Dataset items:
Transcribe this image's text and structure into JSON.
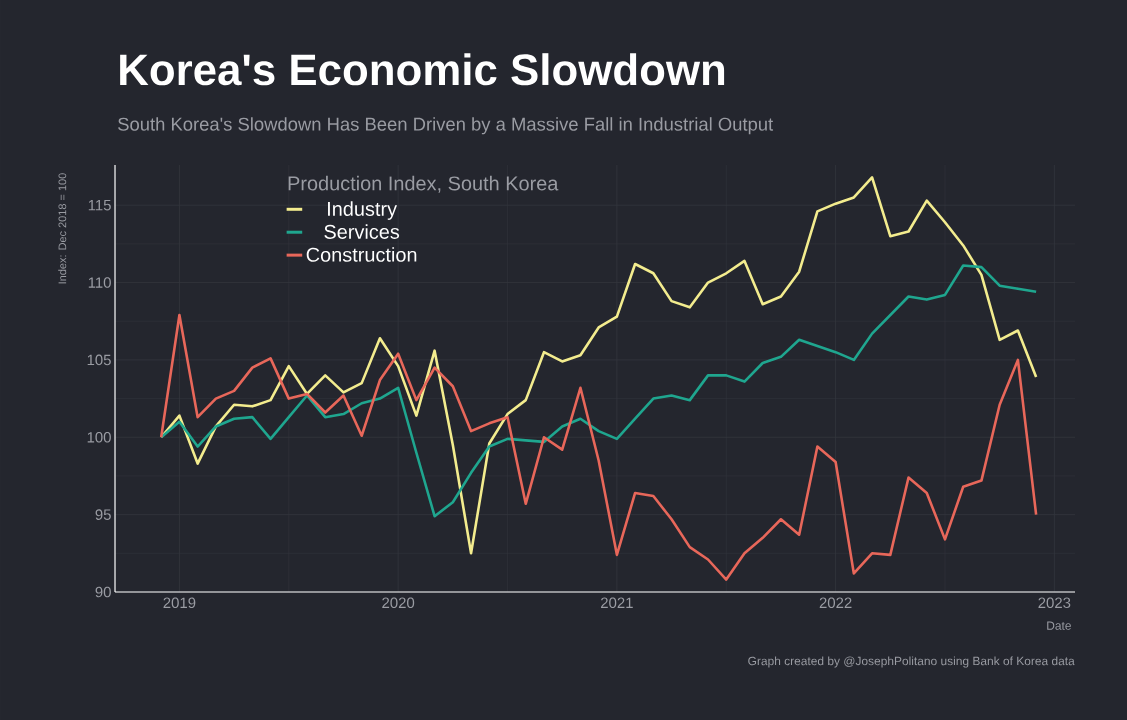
{
  "chart_data": {
    "type": "line",
    "title": "Korea's Economic Slowdown",
    "subtitle": "South Korea's Slowdown Has Been Driven by a Massive Fall in Industrial Output",
    "xlabel": "Date",
    "ylabel": "Index: Dec 2018 = 100",
    "legend_title": "Production Index, South Korea",
    "annotations": [
      "Graph created by @JosephPolitano using Bank of Korea data"
    ],
    "x": [
      "2018-12",
      "2019-01",
      "2019-02",
      "2019-03",
      "2019-04",
      "2019-05",
      "2019-06",
      "2019-07",
      "2019-08",
      "2019-09",
      "2019-10",
      "2019-11",
      "2019-12",
      "2020-01",
      "2020-02",
      "2020-03",
      "2020-04",
      "2020-05",
      "2020-06",
      "2020-07",
      "2020-08",
      "2020-09",
      "2020-10",
      "2020-11",
      "2020-12",
      "2021-01",
      "2021-02",
      "2021-03",
      "2021-04",
      "2021-05",
      "2021-06",
      "2021-07",
      "2021-08",
      "2021-09",
      "2021-10",
      "2021-11",
      "2021-12",
      "2022-01",
      "2022-02",
      "2022-03",
      "2022-04",
      "2022-05",
      "2022-06",
      "2022-07",
      "2022-08",
      "2022-09",
      "2022-10",
      "2022-11",
      "2022-12"
    ],
    "series": [
      {
        "name": "Industry",
        "color": "#f3ec8e",
        "values": [
          100.0,
          101.4,
          98.3,
          100.7,
          102.1,
          102.0,
          102.4,
          104.6,
          102.8,
          104.0,
          102.9,
          103.5,
          106.4,
          104.6,
          101.4,
          105.6,
          99.5,
          92.5,
          99.6,
          101.5,
          102.4,
          105.5,
          104.9,
          105.3,
          107.1,
          107.8,
          111.2,
          110.6,
          108.8,
          108.4,
          110.0,
          110.6,
          111.4,
          108.6,
          109.1,
          110.7,
          114.6,
          115.1,
          115.5,
          116.8,
          113.0,
          113.3,
          115.3,
          113.9,
          112.4,
          110.5,
          106.3,
          106.9,
          103.9
        ]
      },
      {
        "name": "Services",
        "color": "#1fa68f",
        "values": [
          100.0,
          101.0,
          99.4,
          100.7,
          101.2,
          101.3,
          99.9,
          101.3,
          102.7,
          101.3,
          101.5,
          102.2,
          102.5,
          103.2,
          99.0,
          94.9,
          95.8,
          97.7,
          99.4,
          99.9,
          99.8,
          99.7,
          100.7,
          101.2,
          100.4,
          99.9,
          101.2,
          102.5,
          102.7,
          102.4,
          104.0,
          104.0,
          103.6,
          104.8,
          105.2,
          106.3,
          105.9,
          105.5,
          105.0,
          106.7,
          107.9,
          109.1,
          108.9,
          109.2,
          111.1,
          111.0,
          109.8,
          109.6,
          109.4
        ]
      },
      {
        "name": "Construction",
        "color": "#e8675a",
        "values": [
          100.0,
          107.9,
          101.3,
          102.5,
          103.0,
          104.5,
          105.1,
          102.5,
          102.8,
          101.6,
          102.7,
          100.1,
          103.7,
          105.4,
          102.4,
          104.5,
          103.3,
          100.4,
          100.9,
          101.3,
          95.7,
          100.0,
          99.2,
          103.2,
          98.5,
          92.4,
          96.4,
          96.2,
          94.7,
          92.9,
          92.1,
          90.8,
          92.5,
          93.5,
          94.7,
          93.7,
          99.4,
          98.4,
          91.2,
          92.5,
          92.4,
          97.4,
          96.4,
          93.4,
          96.8,
          97.2,
          102.1,
          105.0,
          95.0
        ]
      }
    ],
    "xlim": [
      "2018-09-15",
      "2023-02-05"
    ],
    "xticks": [
      {
        "value": "2019-01",
        "label": "2019"
      },
      {
        "value": "2020-01",
        "label": "2020"
      },
      {
        "value": "2021-01",
        "label": "2021"
      },
      {
        "value": "2022-01",
        "label": "2022"
      },
      {
        "value": "2023-01",
        "label": "2023"
      }
    ],
    "ylim": [
      90,
      117.6
    ],
    "yticks": [
      90,
      95,
      100,
      105,
      110,
      115
    ],
    "grid": true,
    "legend": "top left"
  }
}
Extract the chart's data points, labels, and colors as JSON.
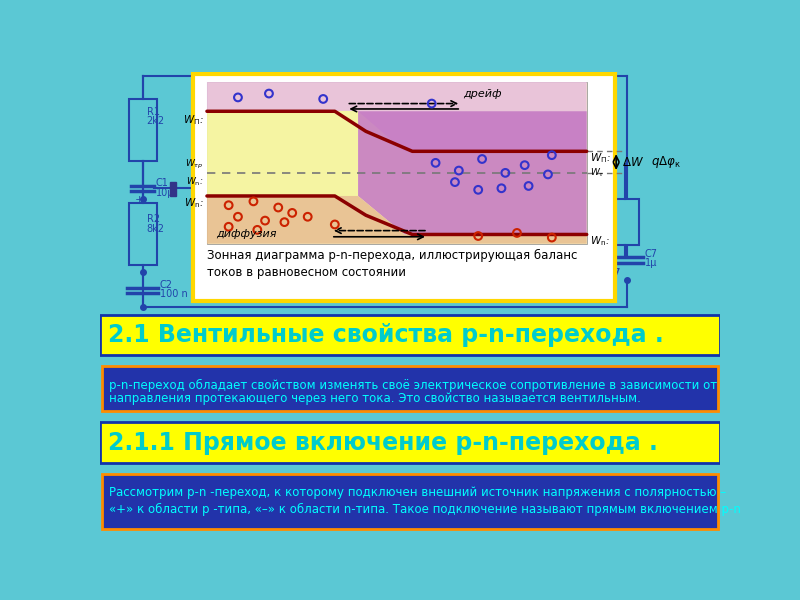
{
  "bg_color": "#5BC8D4",
  "yellow_border_color": "#FFD700",
  "white_panel_bg": "#FFFFFF",
  "diagram_bg_yellow": "#F0F0A0",
  "pink_zone_color": "#E8B8D8",
  "purple_zone_color": "#C080C0",
  "peach_zone_color": "#E8B870",
  "band_line_color": "#8B0000",
  "yellow_banner1_bg": "#FFFF00",
  "yellow_banner1_text": "2.1 Вентильные свойства p-n-перехода .",
  "yellow_banner1_color": "#00CCCC",
  "yellow_banner2_bg": "#FFFF00",
  "yellow_banner2_text": "2.1.1 Прямое включение p-n-перехода .",
  "yellow_banner2_color": "#00CCCC",
  "blue_banner1_bg": "#2233AA",
  "blue_banner1_border": "#FF8C00",
  "blue_banner1_text1": "р-n-переход обладает свойством изменять своё электрическое сопротивление в зависимости от",
  "blue_banner1_text2": "направления протекающего через него тока. Это свойство называется вентильным.",
  "blue_banner1_color": "#00FFFF",
  "blue_banner2_bg": "#2233AA",
  "blue_banner2_border": "#FF8C00",
  "blue_banner2_text1": "Рассмотрим р-n -переход, к которому подключен внешний источник напряжения с полярностью –",
  "blue_banner2_text2": "«+» к области р -типа, «–» к области n-типа. Такое подключение называют прямым включением р-n",
  "blue_banner2_color": "#00FFFF",
  "caption_text": "Зонная диаграмма p-n-перехода, иллюстрирующая баланс\nтоков в равновесном состоянии",
  "caption_color": "#000000"
}
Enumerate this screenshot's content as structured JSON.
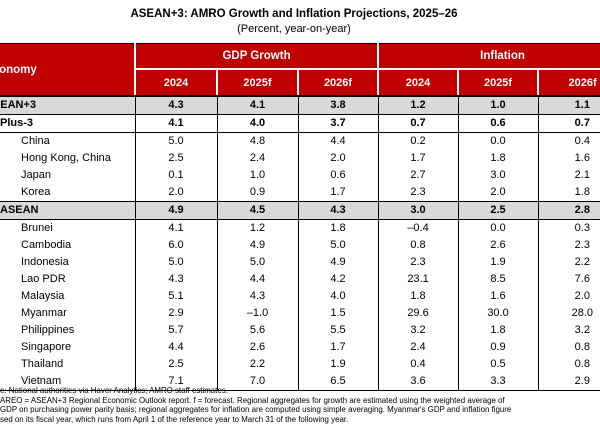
{
  "title": "ASEAN+3: AMRO Growth and Inflation Projections, 2025–26",
  "subtitle": "(Percent, year-on-year)",
  "table": {
    "economy_header": "Economy",
    "group_headers": [
      "GDP Growth",
      "Inflation"
    ],
    "year_headers": [
      "2024",
      "2025f",
      "2026f",
      "2024",
      "2025f",
      "2026f"
    ],
    "col_keys": [
      "gdp-2024",
      "gdp-2025f",
      "gdp-2026f",
      "inflation-2024",
      "inflation-2025f",
      "inflation-2026f"
    ],
    "rows": [
      {
        "label": "ASEAN+3",
        "indent": 0,
        "category": "aggregate",
        "values": [
          "4.3",
          "4.1",
          "3.8",
          "1.2",
          "1.0",
          "1.1"
        ]
      },
      {
        "label": "Plus-3",
        "indent": 1,
        "category": "subtotal",
        "values": [
          "4.1",
          "4.0",
          "3.7",
          "0.7",
          "0.6",
          "0.7"
        ]
      },
      {
        "label": "China",
        "indent": 2,
        "category": "member",
        "values": [
          "5.0",
          "4.8",
          "4.4",
          "0.2",
          "0.0",
          "0.4"
        ]
      },
      {
        "label": "Hong Kong, China",
        "indent": 2,
        "category": "member",
        "values": [
          "2.5",
          "2.4",
          "2.0",
          "1.7",
          "1.8",
          "1.6"
        ]
      },
      {
        "label": "Japan",
        "indent": 2,
        "category": "member",
        "values": [
          "0.1",
          "1.0",
          "0.6",
          "2.7",
          "3.0",
          "2.1"
        ]
      },
      {
        "label": "Korea",
        "indent": 2,
        "category": "member",
        "values": [
          "2.0",
          "0.9",
          "1.7",
          "2.3",
          "2.0",
          "1.8"
        ]
      },
      {
        "label": "ASEAN",
        "indent": 1,
        "category": "aggregate",
        "values": [
          "4.9",
          "4.5",
          "4.3",
          "3.0",
          "2.5",
          "2.8"
        ]
      },
      {
        "label": "Brunei",
        "indent": 2,
        "category": "member",
        "values": [
          "4.1",
          "1.2",
          "1.8",
          "–0.4",
          "0.0",
          "0.3"
        ]
      },
      {
        "label": "Cambodia",
        "indent": 2,
        "category": "member",
        "values": [
          "6.0",
          "4.9",
          "5.0",
          "0.8",
          "2.6",
          "2.3"
        ]
      },
      {
        "label": "Indonesia",
        "indent": 2,
        "category": "member",
        "values": [
          "5.0",
          "5.0",
          "4.9",
          "2.3",
          "1.9",
          "2.2"
        ]
      },
      {
        "label": "Lao PDR",
        "indent": 2,
        "category": "member",
        "values": [
          "4.3",
          "4.4",
          "4.2",
          "23.1",
          "8.5",
          "7.6"
        ]
      },
      {
        "label": "Malaysia",
        "indent": 2,
        "category": "member",
        "values": [
          "5.1",
          "4.3",
          "4.0",
          "1.8",
          "1.6",
          "2.0"
        ]
      },
      {
        "label": "Myanmar",
        "indent": 2,
        "category": "member",
        "values": [
          "2.9",
          "–1.0",
          "1.5",
          "29.6",
          "30.0",
          "28.0"
        ]
      },
      {
        "label": "Philippines",
        "indent": 2,
        "category": "member",
        "values": [
          "5.7",
          "5.6",
          "5.5",
          "3.2",
          "1.8",
          "3.2"
        ]
      },
      {
        "label": "Singapore",
        "indent": 2,
        "category": "member",
        "values": [
          "4.4",
          "2.6",
          "1.7",
          "2.4",
          "0.9",
          "0.8"
        ]
      },
      {
        "label": "Thailand",
        "indent": 2,
        "category": "member",
        "values": [
          "2.5",
          "2.2",
          "1.9",
          "0.4",
          "0.5",
          "0.8"
        ]
      },
      {
        "label": "Vietnam",
        "indent": 2,
        "category": "member",
        "values": [
          "7.1",
          "7.0",
          "6.5",
          "3.6",
          "3.3",
          "2.9"
        ]
      }
    ]
  },
  "footnotes": [
    "e: National authorities via Haver Analytics; AMRO staff estimates.",
    "AREO = ASEAN+3 Regional Economic Outlook report. f = forecast. Regional aggregates for growth are estimated using the weighted average of",
    "GDP on purchasing power parity basis; regional aggregates for inflation are computed using simple averaging. Myanmar's GDP and inflation figure",
    "sed on its fiscal year, which runs from April 1 of the reference year to March 31 of the following year."
  ],
  "colors": {
    "header_red": "#C00000",
    "header_text": "#FFFFFF",
    "aggregate_row_bg": "#D9D9D9",
    "border": "#000000"
  }
}
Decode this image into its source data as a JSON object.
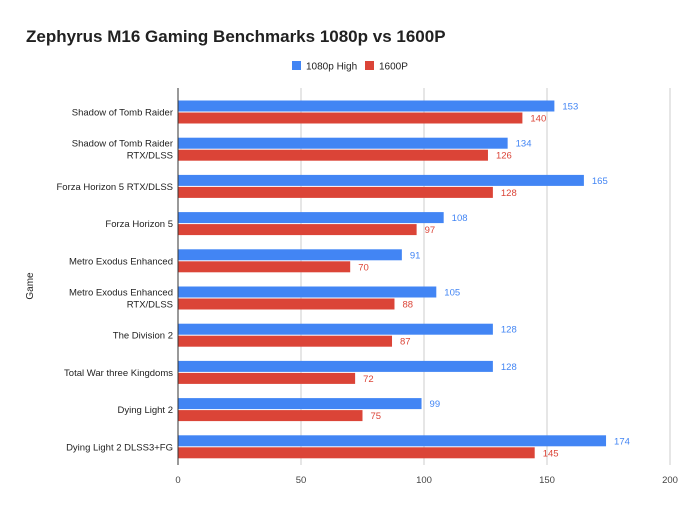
{
  "chart_data": {
    "type": "bar",
    "orientation": "horizontal",
    "title": "Zephyrus M16 Gaming Benchmarks 1080p vs 1600P",
    "xlabel": "",
    "ylabel": "Game",
    "xlim": [
      0,
      200
    ],
    "xticks": [
      0,
      50,
      100,
      150,
      200
    ],
    "grid": true,
    "legend_position": "top-center",
    "categories": [
      [
        "Shadow of Tomb Raider"
      ],
      [
        "Shadow of Tomb Raider",
        "RTX/DLSS"
      ],
      [
        "Forza Horizon 5 RTX/DLSS"
      ],
      [
        "Forza Horizon 5"
      ],
      [
        "Metro Exodus Enhanced"
      ],
      [
        "Metro Exodus Enhanced",
        "RTX/DLSS"
      ],
      [
        "The Division 2"
      ],
      [
        "Total War three Kingdoms"
      ],
      [
        "Dying Light 2"
      ],
      [
        "Dying Light 2 DLSS3+FG"
      ]
    ],
    "series": [
      {
        "name": "1080p High",
        "color": "#4285f4",
        "values": [
          153,
          134,
          165,
          108,
          91,
          105,
          128,
          128,
          99,
          174
        ]
      },
      {
        "name": "1600P",
        "color": "#db4437",
        "values": [
          140,
          126,
          128,
          97,
          70,
          88,
          87,
          72,
          75,
          145
        ]
      }
    ]
  }
}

Objective
Without the pictures, repeat exactly the lines running from the line containing "Decode this image" through the end of the data, both ends included.

Response to this task
Decode this image into its source data as a JSON object.
{
  "chart_data": {
    "type": "bar",
    "orientation": "horizontal",
    "title": "Zephyrus M16 Gaming Benchmarks 1080p vs 1600P",
    "xlabel": "",
    "ylabel": "Game",
    "xlim": [
      0,
      200
    ],
    "xticks": [
      0,
      50,
      100,
      150,
      200
    ],
    "grid": true,
    "legend_position": "top-center",
    "categories": [
      [
        "Shadow of Tomb Raider"
      ],
      [
        "Shadow of Tomb Raider",
        "RTX/DLSS"
      ],
      [
        "Forza Horizon 5 RTX/DLSS"
      ],
      [
        "Forza Horizon 5"
      ],
      [
        "Metro Exodus Enhanced"
      ],
      [
        "Metro Exodus Enhanced",
        "RTX/DLSS"
      ],
      [
        "The Division 2"
      ],
      [
        "Total War three Kingdoms"
      ],
      [
        "Dying Light 2"
      ],
      [
        "Dying Light 2 DLSS3+FG"
      ]
    ],
    "series": [
      {
        "name": "1080p High",
        "color": "#4285f4",
        "values": [
          153,
          134,
          165,
          108,
          91,
          105,
          128,
          128,
          99,
          174
        ]
      },
      {
        "name": "1600P",
        "color": "#db4437",
        "values": [
          140,
          126,
          128,
          97,
          70,
          88,
          87,
          72,
          75,
          145
        ]
      }
    ]
  }
}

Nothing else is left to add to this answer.